◆ **INSTRUCTIONS TO FOLLOW**: Rewrite every line of the records below as a numbered list, skipping any blank lines. Leave the pictures out of your answer.

[Annotated region listings]
▼▼▼

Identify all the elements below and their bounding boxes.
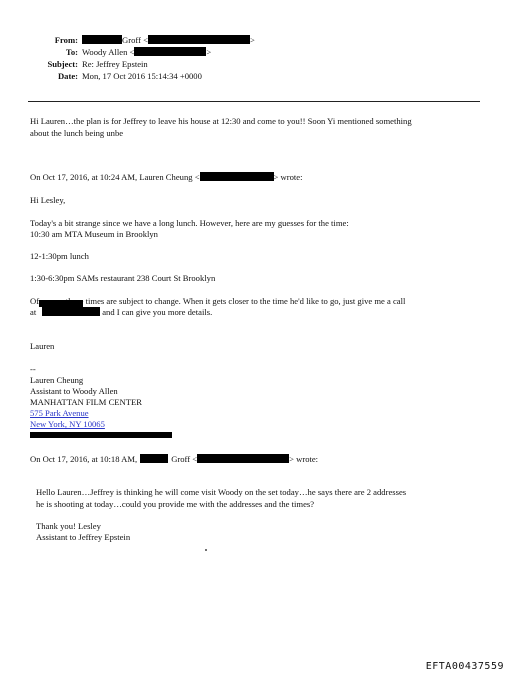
to-close: >: [206, 47, 212, 57]
quote1-item3: 1:30-6:30pm SAMs restaurant 238 Court St Brooklyn: [30, 273, 216, 283]
signature-dash: --: [30, 364, 36, 374]
quote1-intro: [30, 172, 303, 183]
quote2-intro-start: On Oct 17, 2016, at 10:18 AM,: [30, 454, 138, 464]
quote1-signoff: Lauren: [30, 341, 55, 351]
date-label: Date:: [57, 71, 78, 81]
scan-speck: [205, 549, 207, 551]
redaction-box: [140, 454, 168, 463]
subject-value: Re: Jeffrey Epstein: [82, 59, 148, 69]
quote1-para1-line1: Today's a bit strange since we have a long lunch. However, here are my guesses for the time:: [30, 218, 349, 228]
date-value: Mon, 17 Oct 2016 15:14:34 +0000: [82, 71, 202, 81]
to-label: To:: [65, 47, 78, 57]
redaction-box: [82, 35, 122, 44]
redaction-box: [200, 172, 274, 181]
signature-title: Assistant to Woody Allen: [30, 386, 118, 396]
message1-line1: Hi Lauren…the plan is for Jeffrey to leave his house at 12:30 and come to you!! Soon Yi mentioned something: [30, 116, 412, 126]
obscured-text: [39, 296, 83, 307]
address-link-street[interactable]: 575 Park Avenue: [30, 408, 89, 418]
quote2-line1: Hello Lauren…Jeffrey is thinking he will come visit Woody on the set today…he says there are 2 addresses: [36, 487, 407, 497]
quote1-para-last-rest: times are subject to change. When it gets closer to the time he'd like to go, just give me a call: [83, 296, 406, 306]
subject-label: Subject:: [47, 59, 78, 69]
quote1-para-last2-end: and I can give you more details.: [102, 307, 213, 317]
quote2-sig-title: Assistant to Jeffrey Epstein: [36, 532, 131, 542]
from-name: Groff <: [122, 35, 148, 45]
message1-line2: about the lunch being unbe: [30, 128, 124, 138]
address-link-city[interactable]: New York, NY 10065: [30, 419, 105, 429]
quote2-intro: [30, 454, 318, 465]
redaction-box: [39, 300, 83, 307]
header-to: [0, 47, 211, 58]
from-label: From:: [54, 35, 78, 45]
redaction-box: [42, 307, 100, 316]
header-subject: [0, 59, 148, 70]
from-close: >: [249, 35, 255, 45]
quote1-intro-end: > wrote:: [273, 172, 303, 182]
quote2-line2: he is shooting at today…could you provide me with the addresses and the times?: [36, 499, 315, 509]
quote2-intro-end: > wrote:: [289, 454, 319, 464]
signature-name: Lauren Cheung: [30, 375, 84, 385]
quote1-para-last-line2: [30, 307, 212, 318]
quote1-intro-start: On Oct 17, 2016, at 10:24 AM, Lauren Cheung <: [30, 172, 200, 182]
redaction-bar: [30, 432, 172, 438]
quote1-para-last-start: Of: [30, 296, 40, 306]
quote1-greeting: Hi Lesley,: [30, 195, 66, 205]
redaction-box: [148, 35, 250, 44]
document-id: EFTA00437559: [425, 661, 504, 672]
to-name: Woody Allen <: [82, 47, 135, 57]
signature-org: MANHATTAN FILM CENTER: [30, 397, 142, 407]
quote1-para-last-line1: [30, 296, 405, 307]
quote1-item2: 12-1:30pm lunch: [30, 251, 89, 261]
header-from: [0, 35, 255, 46]
quote1-para1-line2: 10:30 am MTA Museum in Brooklyn: [30, 229, 158, 239]
redaction-box: [134, 47, 206, 56]
header-date: [0, 71, 202, 82]
quote2-thanks: Thank you! Lesley: [36, 521, 101, 531]
quote1-para-last2-start: at: [30, 307, 37, 317]
quote2-intro-mid: Groff <: [171, 454, 198, 464]
header-divider: [28, 101, 480, 102]
redaction-box: [197, 454, 289, 463]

▲▲▲

◆ **RESPONSE**:
1. Identify all the elements below and their bounding boxes.
2. to-close: >: [206, 47, 212, 57]
3. quote1-item3: 1:30-6:30pm SAMs restaurant 238 Court St Brooklyn: [30, 273, 216, 283]
4. signature-dash: --: [30, 364, 36, 374]
5. quote1-intro: [30, 172, 303, 183]
6. quote2-intro-start: On Oct 17, 2016, at 10:18 AM,: [30, 454, 138, 464]
7. quote1-signoff: Lauren: [30, 341, 55, 351]
8. date-label: Date:: [57, 71, 78, 81]
9. scan-speck: [205, 549, 207, 551]
10. redaction-box: [140, 454, 168, 463]
11. subject-value: Re: Jeffrey Epstein: [82, 59, 148, 69]
12. quote1-para1-line1: Today's a bit strange since we have a long lunch. However, here are my guesses for the time:: [30, 218, 349, 228]
13. date-value: Mon, 17 Oct 2016 15:14:34 +0000: [82, 71, 202, 81]
14. to-label: To:: [65, 47, 78, 57]
15. redaction-box: [82, 35, 122, 44]
16. redaction-box: [200, 172, 274, 181]
17. signature-title: Assistant to Woody Allen: [30, 386, 118, 396]
18. message1-line1: Hi Lauren…the plan is for Jeffrey to leave his house at 12:30 and come to you!! Soon Yi mentioned something: [30, 116, 412, 126]
19. obscured-text: [39, 296, 83, 307]
20. address-link-street[interactable]: 575 Park Avenue: [30, 408, 89, 418]
21. quote2-line1: Hello Lauren…Jeffrey is thinking he will come visit Woody on the set today…he says there are 2 addresses: [36, 487, 407, 497]
22. quote1-para-last-rest: times are subject to change. When it gets closer to the time he'd like to go, just give me a call: [83, 296, 406, 306]
23. subject-label: Subject:: [47, 59, 78, 69]
24. quote1-para-last2-end: and I can give you more details.: [102, 307, 213, 317]
25. quote2-sig-title: Assistant to Jeffrey Epstein: [36, 532, 131, 542]
26. from-name: Groff <: [122, 35, 148, 45]
27. message1-line2: about the lunch being unbe: [30, 128, 124, 138]
28. address-link-city[interactable]: New York, NY 10065: [30, 419, 105, 429]
29. quote2-intro: [30, 454, 318, 465]
30. redaction-box: [39, 300, 83, 307]
31. header-to: [0, 47, 211, 58]
32. from-label: From:: [54, 35, 78, 45]
33. redaction-box: [42, 307, 100, 316]
34. header-subject: [0, 59, 148, 70]
35. from-close: >: [249, 35, 255, 45]
36. quote1-intro-end: > wrote:: [273, 172, 303, 182]
37. quote2-line2: he is shooting at today…could you provide me with the addresses and the times?: [36, 499, 315, 509]
38. quote2-intro-end: > wrote:: [289, 454, 319, 464]
39. signature-name: Lauren Cheung: [30, 375, 84, 385]
40. quote1-para-last-line2: [30, 307, 212, 318]
41. quote1-intro-start: On Oct 17, 2016, at 10:24 AM, Lauren Cheung <: [30, 172, 200, 182]
42. redaction-bar: [30, 432, 172, 438]
43. quote1-para-last-start: Of: [30, 296, 40, 306]
44. quote1-greeting: Hi Lesley,: [30, 195, 66, 205]
45. redaction-box: [148, 35, 250, 44]
46. document-id: EFTA00437559: [425, 661, 504, 672]
47. to-name: Woody Allen <: [82, 47, 135, 57]
48. signature-org: MANHATTAN FILM CENTER: [30, 397, 142, 407]
49. quote1-para-last-line1: [30, 296, 405, 307]
50. quote1-item2: 12-1:30pm lunch: [30, 251, 89, 261]
51. header-from: [0, 35, 255, 46]
52. quote1-para1-line2: 10:30 am MTA Museum in Brooklyn: [30, 229, 158, 239]
53. redaction-box: [134, 47, 206, 56]
54. header-date: [0, 71, 202, 82]
55. quote2-thanks: Thank you! Lesley: [36, 521, 101, 531]
56. quote1-para-last2-start: at: [30, 307, 37, 317]
57. quote2-intro-mid: Groff <: [171, 454, 198, 464]
58. header-divider: [28, 101, 480, 102]
59. redaction-box: [197, 454, 289, 463]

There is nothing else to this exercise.